**Task description**. Could you copy out, character for character, the stretch of the material from the line containing "ls-entry-file: params.ko [464,572,696,588]" through the line containing "ls-entry-file: workqueue_cheat.sh [696,636,840,651]", including both of those lines and nothing else?

**Source data**.
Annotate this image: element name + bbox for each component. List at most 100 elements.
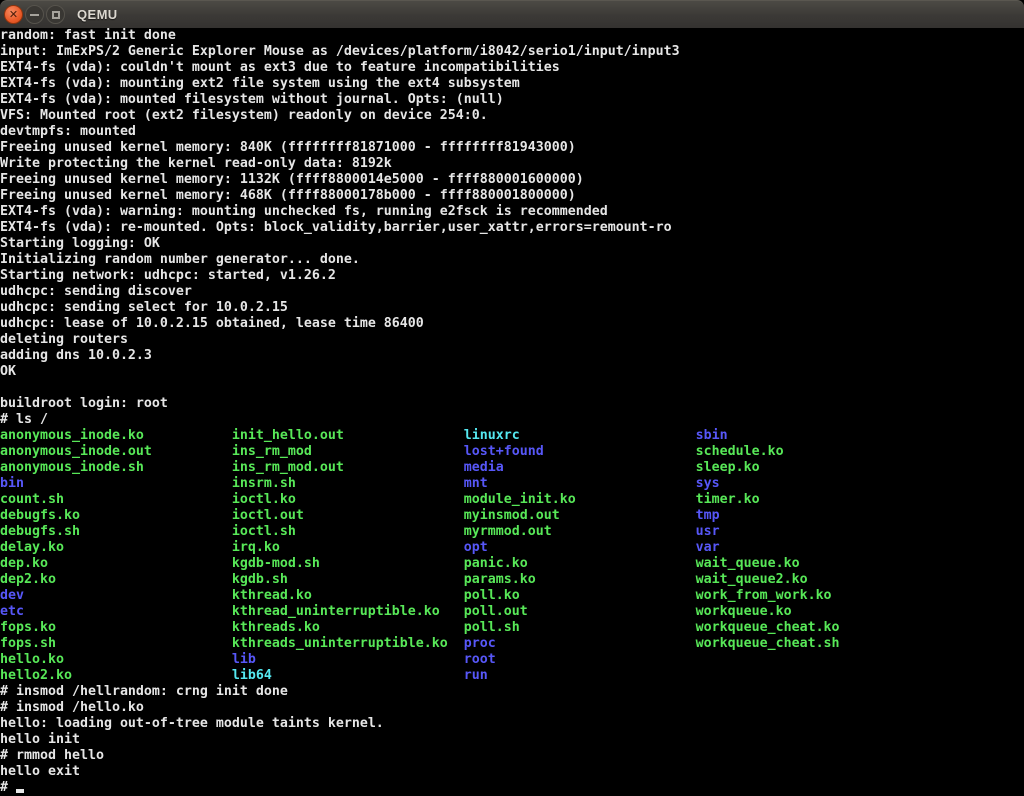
ls-entry-file: params.ko [464,572,696,588]
ls-entry-file: anonymous_inode.out [0,444,232,460]
console-line: Freeing unused kernel memory: 1132K (fff… [0,172,1024,188]
ls-entry-dir: var [696,540,720,555]
ls-entry-file: workqueue_cheat.sh [696,636,840,651]
ls-entry-file: kgdb.sh [232,572,464,588]
ls-entry-file: kthreads.ko [232,620,464,636]
console-line: # insmod /hellrandom: crng init done [0,684,1024,700]
maximize-button[interactable] [46,5,65,24]
console-line: Write protecting the kernel read-only da… [0,156,1024,172]
ls-entry-dir: media [464,460,696,476]
console-line: Freeing unused kernel memory: 468K (ffff… [0,188,1024,204]
ls-entry-dir: dev [0,588,232,604]
ls-entry-file: debugfs.ko [0,508,232,524]
ls-row: hello2.kolib64run [0,668,1024,684]
ls-entry-file: poll.ko [464,588,696,604]
ls-entry-file: anonymous_inode.sh [0,460,232,476]
ls-row: fops.kokthreads.kopoll.shworkqueue_cheat… [0,620,1024,636]
ls-entry-dir: usr [696,524,720,539]
ls-entry-file: delay.ko [0,540,232,556]
ls-entry-file: wait_queue.ko [696,556,800,571]
ls-entry-file: poll.sh [464,620,696,636]
ls-entry-file: debugfs.sh [0,524,232,540]
ls-entry-file: schedule.ko [696,444,784,459]
console-line: Starting network: udhcpc: started, v1.26… [0,268,1024,284]
shell-prompt: # [0,780,16,795]
ls-entry-file: work_from_work.ko [696,588,832,603]
console-line: udhcpc: sending select for 10.0.2.15 [0,300,1024,316]
ls-entry-dir: lost+found [464,444,696,460]
ls-row: delay.koirq.kooptvar [0,540,1024,556]
ls-entry-file: fops.sh [0,636,232,652]
console-line: # insmod /hello.ko [0,700,1024,716]
console-line: VFS: Mounted root (ext2 filesystem) read… [0,108,1024,124]
ls-row: debugfs.shioctl.shmyrmmod.outusr [0,524,1024,540]
ls-entry-dir: proc [464,636,696,652]
window-title: QEMU [77,8,118,21]
ls-entry-file: kthread_uninterruptible.ko [232,604,464,620]
ls-entry-file: kthread.ko [232,588,464,604]
ls-entry-dir: run [464,668,488,683]
console-line: udhcpc: lease of 10.0.2.15 obtained, lea… [0,316,1024,332]
ls-row: etckthread_uninterruptible.kopoll.outwor… [0,604,1024,620]
console-line: EXT4-fs (vda): mounted filesystem withou… [0,92,1024,108]
ls-entry-file: hello2.ko [0,668,232,684]
ls-entry-file: timer.ko [696,492,760,507]
ls-entry-file: ioctl.ko [232,492,464,508]
ls-entry-file: kthreads_uninterruptible.ko [232,636,464,652]
ls-entry-file: myinsmod.out [464,508,696,524]
console-line: random: fast init done [0,28,1024,44]
console-line: devtmpfs: mounted [0,124,1024,140]
ls-row: dep.kokgdb-mod.shpanic.kowait_queue.ko [0,556,1024,572]
ls-row: dep2.kokgdb.shparams.kowait_queue2.ko [0,572,1024,588]
ls-entry-file: fops.ko [0,620,232,636]
ls-entry-file: workqueue.ko [696,604,792,619]
ls-row: devkthread.kopoll.kowork_from_work.ko [0,588,1024,604]
ls-row: debugfs.koioctl.outmyinsmod.outtmp [0,508,1024,524]
minimize-icon [30,14,39,16]
maximize-icon [52,11,60,19]
ls-entry-file: sleep.ko [696,460,760,475]
ls-entry-dir: opt [464,540,696,556]
ls-entry-dir: mnt [464,476,696,492]
console-line: OK [0,364,1024,380]
console-line: udhcpc: sending discover [0,284,1024,300]
ls-entry-file: hello.ko [0,652,232,668]
ls-row: anonymous_inode.koinit_hello.outlinuxrcs… [0,428,1024,444]
ls-row: hello.kolibroot [0,652,1024,668]
console-line: deleting routers [0,332,1024,348]
ls-entry-file: count.sh [0,492,232,508]
ls-entry-file: ioctl.sh [232,524,464,540]
ls-entry-dir: lib [232,652,464,668]
ls-entry-file: kgdb-mod.sh [232,556,464,572]
console-line: hello init [0,732,1024,748]
ls-entry-dir: sys [696,476,720,491]
console-line: # rmmod hello [0,748,1024,764]
console-line: hello: loading out-of-tree module taints… [0,716,1024,732]
qemu-window: ✕ QEMU random: fast init doneinput: ImEx… [0,0,1024,796]
ls-entry-file: module_init.ko [464,492,696,508]
console-line: Freeing unused kernel memory: 840K (ffff… [0,140,1024,156]
ls-row: anonymous_inode.shins_rm_mod.outmediasle… [0,460,1024,476]
console-line: buildroot login: root [0,396,1024,412]
ls-entry-file: init_hello.out [232,428,464,444]
ls-row: bininsrm.shmntsys [0,476,1024,492]
ls-row: count.shioctl.komodule_init.kotimer.ko [0,492,1024,508]
minimize-button[interactable] [25,5,44,24]
ls-entry-file: ins_rm_mod [232,444,464,460]
ls-entry-file: wait_queue2.ko [696,572,808,587]
console-line [0,380,1024,396]
close-icon: ✕ [9,9,18,20]
console-line: EXT4-fs (vda): mounting ext2 file system… [0,76,1024,92]
close-button[interactable]: ✕ [4,5,23,24]
terminal-screen[interactable]: random: fast init doneinput: ImExPS/2 Ge… [0,28,1024,796]
ls-entry-file: dep2.ko [0,572,232,588]
ls-entry-file: dep.ko [0,556,232,572]
ls-entry-file: ins_rm_mod.out [232,460,464,476]
console-line: input: ImExPS/2 Generic Explorer Mouse a… [0,44,1024,60]
titlebar[interactable]: ✕ QEMU [0,0,1024,28]
ls-entry-file: irq.ko [232,540,464,556]
console-line: EXT4-fs (vda): couldn't mount as ext3 du… [0,60,1024,76]
console-line: Initializing random number generator... … [0,252,1024,268]
ls-entry-file: ioctl.out [232,508,464,524]
ls-entry-file: myrmmod.out [464,524,696,540]
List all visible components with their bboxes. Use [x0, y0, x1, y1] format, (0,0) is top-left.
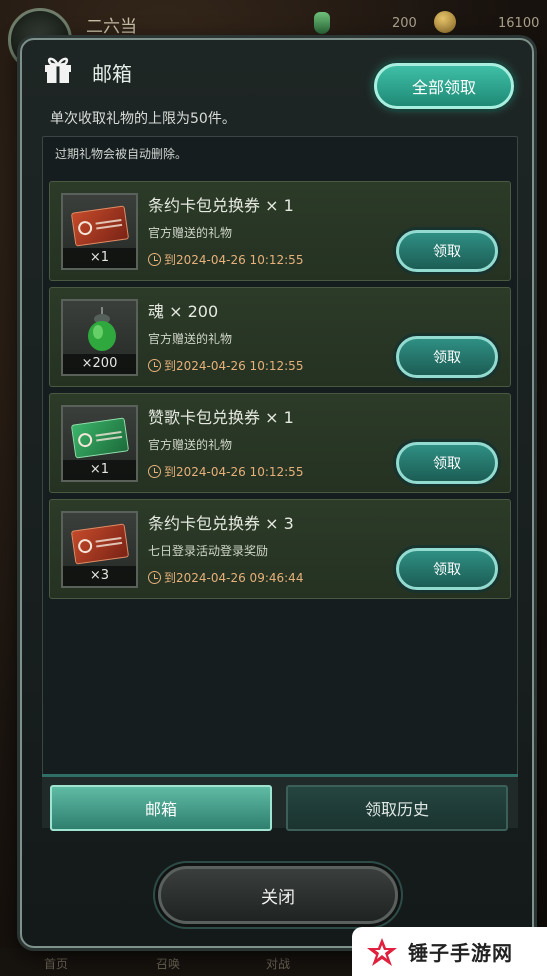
item-count: ×1 — [63, 460, 136, 480]
expire-notice: 过期礼物会被自动删除。 — [55, 147, 188, 161]
game-screen: 二六当 200 16100 首页 召唤 对战 邮箱 全部领取 单次收取礼物的上限… — [0, 0, 547, 976]
item-thumbnail: ×1 — [61, 405, 138, 482]
item-thumbnail: ×200 — [61, 299, 138, 376]
close-button[interactable]: 关闭 — [158, 866, 398, 924]
watermark-text: 锤子手游网 — [408, 941, 513, 965]
item-source: 官方赠送的礼物 — [148, 438, 233, 452]
clock-icon — [148, 253, 161, 266]
expiry-text: 到2024-04-26 10:12:55 — [164, 465, 304, 479]
item-title: 条约卡包兑换券 × 3 — [148, 514, 294, 533]
item-source: 官方赠送的礼物 — [148, 226, 233, 240]
clock-icon — [148, 359, 161, 372]
clock-icon — [148, 571, 161, 584]
item-title: 赞歌卡包兑换券 × 1 — [148, 408, 294, 427]
item-expiry: 到2024-04-26 09:46:44 — [148, 569, 303, 586]
site-watermark: 锤子手游网 — [352, 927, 547, 976]
claim-button[interactable]: 领取 — [396, 548, 498, 590]
expiry-text: 到2024-04-26 10:12:55 — [164, 253, 304, 267]
dialog-title: 邮箱 — [92, 62, 132, 86]
soul-lantern-icon — [88, 307, 116, 351]
item-count: ×200 — [63, 354, 136, 374]
item-title: 魂 × 200 — [148, 302, 219, 321]
mail-item: ×1 赞歌卡包兑换券 × 1 官方赠送的礼物 到2024-04-26 10:12… — [49, 393, 511, 493]
mail-item: ×200 魂 × 200 官方赠送的礼物 到2024-04-26 10:12:5… — [49, 287, 511, 387]
red-ticket-icon — [70, 205, 130, 247]
claim-button[interactable]: 领取 — [396, 230, 498, 272]
green-ticket-icon — [70, 417, 130, 459]
soul-count: 200 — [392, 16, 417, 31]
clock-icon — [148, 465, 161, 478]
soul-flask-icon — [314, 12, 330, 34]
mail-item: ×3 条约卡包兑换券 × 3 七日登录活动登录奖励 到2024-04-26 09… — [49, 499, 511, 599]
claim-all-button[interactable]: 全部领取 — [374, 63, 514, 109]
tab-mailbox[interactable]: 邮箱 — [50, 785, 272, 831]
mailbox-dialog: 邮箱 全部领取 单次收取礼物的上限为50件。 过期礼物会被自动删除。 ×1 条约… — [20, 38, 534, 948]
expiry-text: 到2024-04-26 09:46:44 — [164, 571, 304, 585]
red-ticket-icon — [70, 523, 130, 565]
claim-button[interactable]: 领取 — [396, 336, 498, 378]
item-expiry: 到2024-04-26 10:12:55 — [148, 251, 303, 268]
nav-home[interactable]: 首页 — [44, 955, 68, 972]
limit-notice: 单次收取礼物的上限为50件。 — [50, 111, 236, 127]
claim-button[interactable]: 领取 — [396, 442, 498, 484]
gold-coin-icon — [434, 11, 456, 33]
item-source: 官方赠送的礼物 — [148, 332, 233, 346]
mailbox-tabs: 邮箱 领取历史 — [42, 774, 518, 831]
dialog-header: 邮箱 全部领取 — [22, 40, 532, 109]
item-thumbnail: ×3 — [61, 511, 138, 588]
item-source: 七日登录活动登录奖励 — [148, 544, 269, 558]
expiry-text: 到2024-04-26 10:12:55 — [164, 359, 304, 373]
mail-item: ×1 条约卡包兑换券 × 1 官方赠送的礼物 到2024-04-26 10:12… — [49, 181, 511, 281]
item-expiry: 到2024-04-26 10:12:55 — [148, 357, 303, 374]
item-count: ×1 — [63, 248, 136, 268]
item-expiry: 到2024-04-26 10:12:55 — [148, 463, 303, 480]
tab-claim-history[interactable]: 领取历史 — [286, 785, 508, 831]
item-thumbnail: ×1 — [61, 193, 138, 270]
item-title: 条约卡包兑换券 × 1 — [148, 196, 294, 215]
nav-summon[interactable]: 召唤 — [156, 955, 180, 972]
gift-icon — [45, 57, 71, 83]
watermark-logo-icon — [367, 937, 397, 966]
item-count: ×3 — [63, 566, 136, 586]
player-name: 二六当 — [86, 17, 137, 37]
nav-battle[interactable]: 对战 — [266, 955, 290, 972]
gold-count: 16100 — [498, 16, 540, 31]
mail-list-panel: 过期礼物会被自动删除。 ×1 条约卡包兑换券 × 1 官方赠送的礼物 到2024… — [42, 136, 518, 828]
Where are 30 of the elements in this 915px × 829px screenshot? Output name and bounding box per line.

**Correct output**.
ls-entry-file: params.ko [464,572,696,588]
ls-entry-file: anonymous_inode.out [0,444,232,460]
console-line: Freeing unused kernel memory: 1132K (fff… [0,172,1024,188]
ls-entry-dir: var [696,540,720,555]
ls-entry-file: workqueue_cheat.sh [696,636,840,651]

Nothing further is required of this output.